# Task instructions
Make an exact copy of all the entries, with the pictures left out.

[START OF Raw records]

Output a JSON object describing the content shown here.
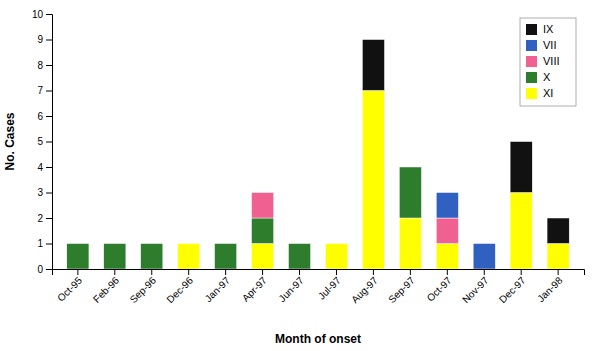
{
  "chart_data": {
    "type": "bar",
    "stacked": true,
    "categories": [
      "Oct-95",
      "Feb-96",
      "Sep-96",
      "Dec-96",
      "Jan-97",
      "Apr-97",
      "Jun-97",
      "Jul-97",
      "Aug-97",
      "Sep-97",
      "Oct-97",
      "Nov-97",
      "Dec-97",
      "Jan-98"
    ],
    "series": [
      {
        "name": "XI",
        "color": "#ffff00",
        "values": [
          0,
          0,
          0,
          1,
          0,
          1,
          0,
          1,
          7,
          2,
          1,
          0,
          3,
          1
        ]
      },
      {
        "name": "X",
        "color": "#2d7d2d",
        "values": [
          1,
          1,
          1,
          0,
          1,
          1,
          1,
          0,
          0,
          2,
          0,
          0,
          0,
          0
        ]
      },
      {
        "name": "VIII",
        "color": "#f06090",
        "values": [
          0,
          0,
          0,
          0,
          0,
          1,
          0,
          0,
          0,
          0,
          1,
          0,
          0,
          0
        ]
      },
      {
        "name": "VII",
        "color": "#3060c0",
        "values": [
          0,
          0,
          0,
          0,
          0,
          0,
          0,
          0,
          0,
          0,
          1,
          1,
          0,
          0
        ]
      },
      {
        "name": "IX",
        "color": "#111111",
        "values": [
          0,
          0,
          0,
          0,
          0,
          0,
          0,
          0,
          2,
          0,
          0,
          0,
          2,
          1
        ]
      }
    ],
    "xlabel": "Month of onset",
    "ylabel": "No. Cases",
    "ylim": [
      0,
      10
    ],
    "yticks": [
      0,
      1,
      2,
      3,
      4,
      5,
      6,
      7,
      8,
      9,
      10
    ],
    "legend": "upper right"
  }
}
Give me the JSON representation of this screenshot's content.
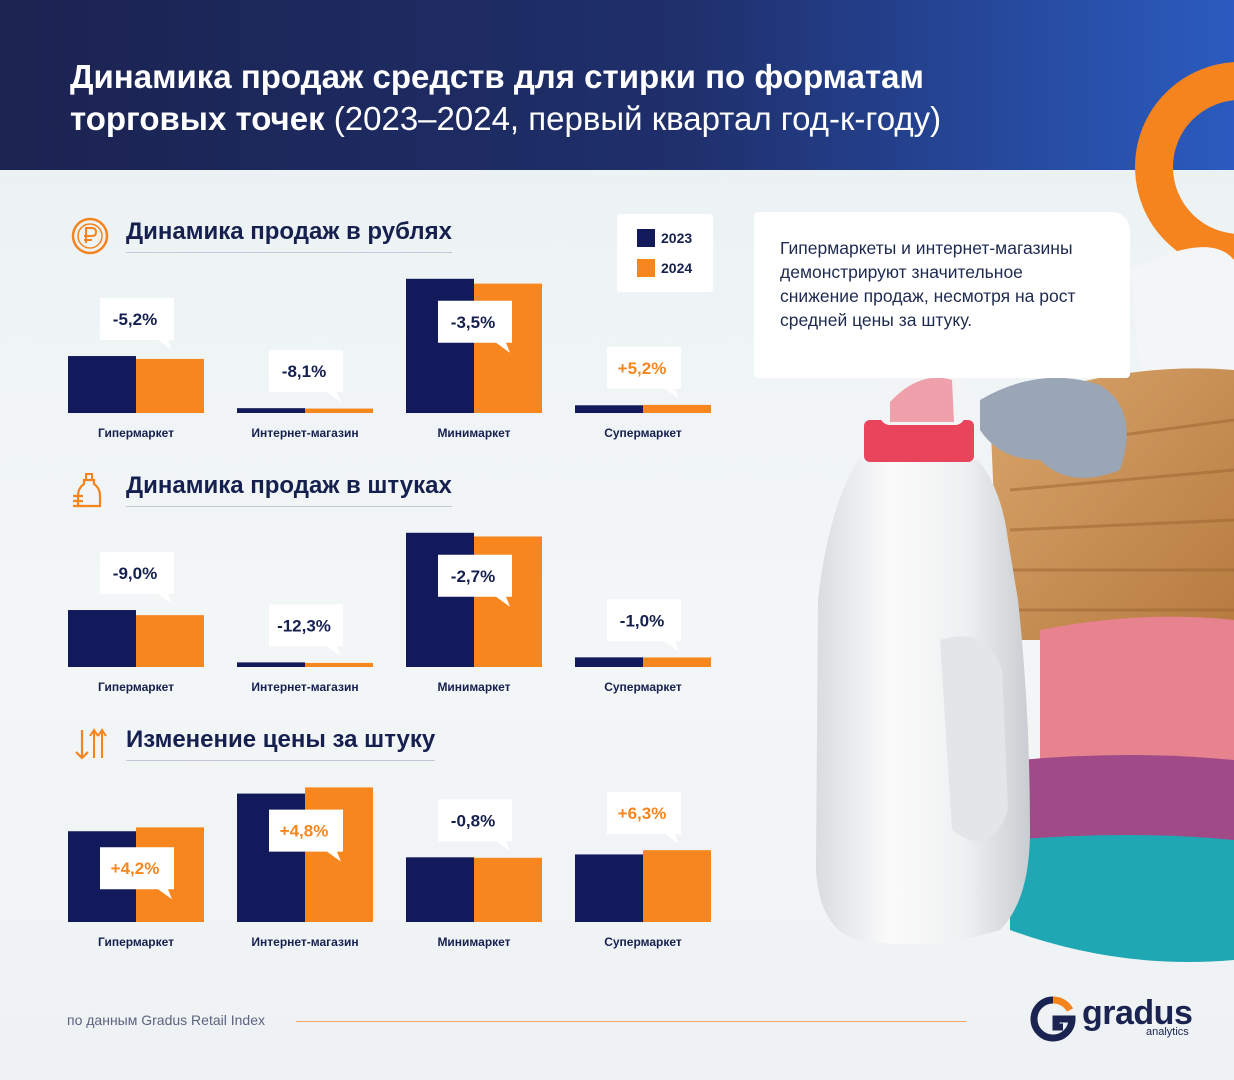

[END OF Raw records]

# Answer below
Output a JSON object describing the content shown here.
{
  "chart_data": {
    "type": "bar",
    "stacked": true,
    "categories": [
      "Oct-95",
      "Feb-96",
      "Sep-96",
      "Dec-96",
      "Jan-97",
      "Apr-97",
      "Jun-97",
      "Jul-97",
      "Aug-97",
      "Sep-97",
      "Oct-97",
      "Nov-97",
      "Dec-97",
      "Jan-98"
    ],
    "series": [
      {
        "name": "XI",
        "color": "#ffff00",
        "values": [
          0,
          0,
          0,
          1,
          0,
          1,
          0,
          1,
          7,
          2,
          1,
          0,
          3,
          1
        ]
      },
      {
        "name": "X",
        "color": "#2d7d2d",
        "values": [
          1,
          1,
          1,
          0,
          1,
          1,
          1,
          0,
          0,
          2,
          0,
          0,
          0,
          0
        ]
      },
      {
        "name": "VIII",
        "color": "#f06090",
        "values": [
          0,
          0,
          0,
          0,
          0,
          1,
          0,
          0,
          0,
          0,
          1,
          0,
          0,
          0
        ]
      },
      {
        "name": "VII",
        "color": "#3060c0",
        "values": [
          0,
          0,
          0,
          0,
          0,
          0,
          0,
          0,
          0,
          0,
          1,
          1,
          0,
          0
        ]
      },
      {
        "name": "IX",
        "color": "#111111",
        "values": [
          0,
          0,
          0,
          0,
          0,
          0,
          0,
          0,
          2,
          0,
          0,
          0,
          2,
          1
        ]
      }
    ],
    "xlabel": "Month of onset",
    "ylabel": "No. Cases",
    "ylim": [
      0,
      10
    ],
    "yticks": [
      0,
      1,
      2,
      3,
      4,
      5,
      6,
      7,
      8,
      9,
      10
    ],
    "legend": "upper right"
  }
}
Give me the JSON representation of this screenshot's content.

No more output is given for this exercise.